*Stored items*:
------------------------
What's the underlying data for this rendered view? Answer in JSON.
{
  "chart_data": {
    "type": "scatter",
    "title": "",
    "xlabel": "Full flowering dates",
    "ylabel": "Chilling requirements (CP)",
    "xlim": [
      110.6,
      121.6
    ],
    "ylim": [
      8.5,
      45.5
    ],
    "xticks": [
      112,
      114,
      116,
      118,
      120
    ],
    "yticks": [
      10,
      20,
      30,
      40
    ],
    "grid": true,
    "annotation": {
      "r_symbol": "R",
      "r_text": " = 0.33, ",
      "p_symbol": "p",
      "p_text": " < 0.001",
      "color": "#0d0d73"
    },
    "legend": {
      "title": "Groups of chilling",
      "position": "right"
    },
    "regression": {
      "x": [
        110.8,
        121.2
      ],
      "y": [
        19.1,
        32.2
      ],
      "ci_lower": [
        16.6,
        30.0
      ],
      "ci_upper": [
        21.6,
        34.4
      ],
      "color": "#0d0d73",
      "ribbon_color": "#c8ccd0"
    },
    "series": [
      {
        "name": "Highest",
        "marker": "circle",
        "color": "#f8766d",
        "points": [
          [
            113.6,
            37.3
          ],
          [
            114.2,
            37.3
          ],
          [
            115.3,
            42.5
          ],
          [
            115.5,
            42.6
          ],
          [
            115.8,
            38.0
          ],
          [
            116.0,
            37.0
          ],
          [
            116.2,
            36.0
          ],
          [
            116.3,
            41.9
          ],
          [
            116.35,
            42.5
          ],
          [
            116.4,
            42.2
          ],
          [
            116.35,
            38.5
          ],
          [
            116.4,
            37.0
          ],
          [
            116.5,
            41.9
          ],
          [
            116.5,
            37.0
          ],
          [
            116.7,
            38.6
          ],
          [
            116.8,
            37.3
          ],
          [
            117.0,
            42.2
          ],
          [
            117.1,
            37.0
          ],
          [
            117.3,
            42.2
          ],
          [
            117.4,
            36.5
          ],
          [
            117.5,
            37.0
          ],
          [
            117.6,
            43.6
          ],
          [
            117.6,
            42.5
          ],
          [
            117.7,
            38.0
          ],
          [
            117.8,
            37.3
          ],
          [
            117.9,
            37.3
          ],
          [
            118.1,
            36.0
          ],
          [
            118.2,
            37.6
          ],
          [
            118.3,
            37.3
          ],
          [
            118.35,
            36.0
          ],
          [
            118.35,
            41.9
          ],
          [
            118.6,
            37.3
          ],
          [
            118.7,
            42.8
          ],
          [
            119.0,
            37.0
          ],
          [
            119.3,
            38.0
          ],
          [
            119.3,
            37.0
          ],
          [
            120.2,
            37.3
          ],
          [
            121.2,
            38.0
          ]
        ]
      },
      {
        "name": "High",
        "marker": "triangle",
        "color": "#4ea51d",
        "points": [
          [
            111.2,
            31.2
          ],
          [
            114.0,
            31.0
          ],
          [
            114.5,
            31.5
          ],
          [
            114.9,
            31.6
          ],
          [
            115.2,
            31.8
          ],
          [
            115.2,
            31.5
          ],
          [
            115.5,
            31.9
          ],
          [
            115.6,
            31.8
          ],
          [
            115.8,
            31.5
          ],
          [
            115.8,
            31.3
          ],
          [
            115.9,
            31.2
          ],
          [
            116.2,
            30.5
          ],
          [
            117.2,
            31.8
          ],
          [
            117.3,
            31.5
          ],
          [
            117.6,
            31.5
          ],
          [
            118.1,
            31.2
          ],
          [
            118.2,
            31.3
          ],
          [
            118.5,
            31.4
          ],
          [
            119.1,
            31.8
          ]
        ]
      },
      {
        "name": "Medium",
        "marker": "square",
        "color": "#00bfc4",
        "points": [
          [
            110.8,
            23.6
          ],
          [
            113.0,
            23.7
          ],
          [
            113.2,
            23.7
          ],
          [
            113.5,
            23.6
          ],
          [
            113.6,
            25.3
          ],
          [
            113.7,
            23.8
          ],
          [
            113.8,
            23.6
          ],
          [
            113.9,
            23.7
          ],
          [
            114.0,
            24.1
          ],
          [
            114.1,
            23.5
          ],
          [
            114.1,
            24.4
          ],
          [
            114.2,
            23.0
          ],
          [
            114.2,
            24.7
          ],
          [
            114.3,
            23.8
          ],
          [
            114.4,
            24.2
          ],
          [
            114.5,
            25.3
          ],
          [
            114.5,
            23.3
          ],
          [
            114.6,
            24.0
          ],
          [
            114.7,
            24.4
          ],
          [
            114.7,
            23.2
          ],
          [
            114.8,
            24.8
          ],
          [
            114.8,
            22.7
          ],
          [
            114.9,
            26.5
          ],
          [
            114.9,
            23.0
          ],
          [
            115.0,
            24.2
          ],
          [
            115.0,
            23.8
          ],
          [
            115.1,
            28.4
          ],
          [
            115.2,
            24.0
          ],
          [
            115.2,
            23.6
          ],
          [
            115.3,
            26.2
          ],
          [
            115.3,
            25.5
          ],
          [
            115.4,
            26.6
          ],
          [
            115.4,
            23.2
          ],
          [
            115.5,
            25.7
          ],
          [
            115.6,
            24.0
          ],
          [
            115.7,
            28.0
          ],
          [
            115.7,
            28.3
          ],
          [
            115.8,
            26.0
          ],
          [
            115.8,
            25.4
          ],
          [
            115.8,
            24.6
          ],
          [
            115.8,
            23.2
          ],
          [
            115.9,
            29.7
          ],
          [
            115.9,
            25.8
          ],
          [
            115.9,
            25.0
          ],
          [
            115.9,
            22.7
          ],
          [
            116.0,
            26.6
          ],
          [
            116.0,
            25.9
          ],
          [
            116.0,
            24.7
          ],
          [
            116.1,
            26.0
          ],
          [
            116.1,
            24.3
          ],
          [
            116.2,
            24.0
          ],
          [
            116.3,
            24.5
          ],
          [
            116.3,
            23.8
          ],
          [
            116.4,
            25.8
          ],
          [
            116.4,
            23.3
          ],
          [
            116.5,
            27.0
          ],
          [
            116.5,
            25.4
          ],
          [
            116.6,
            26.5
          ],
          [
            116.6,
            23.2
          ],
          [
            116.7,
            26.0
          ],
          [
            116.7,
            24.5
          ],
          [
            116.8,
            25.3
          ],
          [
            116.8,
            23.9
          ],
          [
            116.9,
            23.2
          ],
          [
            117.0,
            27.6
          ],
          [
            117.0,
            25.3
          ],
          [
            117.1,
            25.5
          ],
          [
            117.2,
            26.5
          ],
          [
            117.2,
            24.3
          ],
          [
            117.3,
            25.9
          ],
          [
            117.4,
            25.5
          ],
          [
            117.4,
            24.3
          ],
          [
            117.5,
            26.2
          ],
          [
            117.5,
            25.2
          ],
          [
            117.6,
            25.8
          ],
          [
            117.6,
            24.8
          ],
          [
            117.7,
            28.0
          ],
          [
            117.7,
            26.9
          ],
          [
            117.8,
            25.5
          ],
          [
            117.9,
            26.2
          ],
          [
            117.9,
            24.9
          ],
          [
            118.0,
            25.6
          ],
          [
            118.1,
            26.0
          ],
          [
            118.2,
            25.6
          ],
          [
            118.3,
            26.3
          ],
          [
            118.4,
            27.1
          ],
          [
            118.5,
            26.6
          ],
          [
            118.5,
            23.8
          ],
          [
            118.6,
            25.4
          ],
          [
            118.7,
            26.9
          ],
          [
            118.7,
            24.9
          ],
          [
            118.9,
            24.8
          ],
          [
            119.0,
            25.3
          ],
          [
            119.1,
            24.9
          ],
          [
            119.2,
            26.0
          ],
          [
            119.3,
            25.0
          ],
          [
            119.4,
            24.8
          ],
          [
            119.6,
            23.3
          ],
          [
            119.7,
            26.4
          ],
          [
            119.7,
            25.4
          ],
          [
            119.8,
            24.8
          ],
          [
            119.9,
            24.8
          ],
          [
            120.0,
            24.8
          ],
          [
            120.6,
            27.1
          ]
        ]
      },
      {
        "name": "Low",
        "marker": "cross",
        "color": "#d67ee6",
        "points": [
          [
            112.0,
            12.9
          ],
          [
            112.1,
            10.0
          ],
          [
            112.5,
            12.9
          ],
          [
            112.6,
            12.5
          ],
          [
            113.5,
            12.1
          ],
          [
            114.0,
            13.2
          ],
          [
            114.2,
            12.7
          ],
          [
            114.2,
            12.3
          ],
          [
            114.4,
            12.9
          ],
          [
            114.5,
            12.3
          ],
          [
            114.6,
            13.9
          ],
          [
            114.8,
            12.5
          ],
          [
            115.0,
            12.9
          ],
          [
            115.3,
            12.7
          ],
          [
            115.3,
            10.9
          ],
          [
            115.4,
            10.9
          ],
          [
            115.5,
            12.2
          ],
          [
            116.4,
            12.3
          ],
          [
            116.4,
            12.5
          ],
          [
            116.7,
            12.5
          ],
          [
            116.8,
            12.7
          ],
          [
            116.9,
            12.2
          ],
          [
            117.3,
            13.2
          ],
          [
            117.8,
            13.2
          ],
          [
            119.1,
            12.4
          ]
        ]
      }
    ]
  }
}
------------------------
*Exercise prompt*: From the entries above, select each line containing the string "name".

*Exercise output*:
        "name": "Highest",
        "name": "High",
        "name": "Medium",
        "name": "Low",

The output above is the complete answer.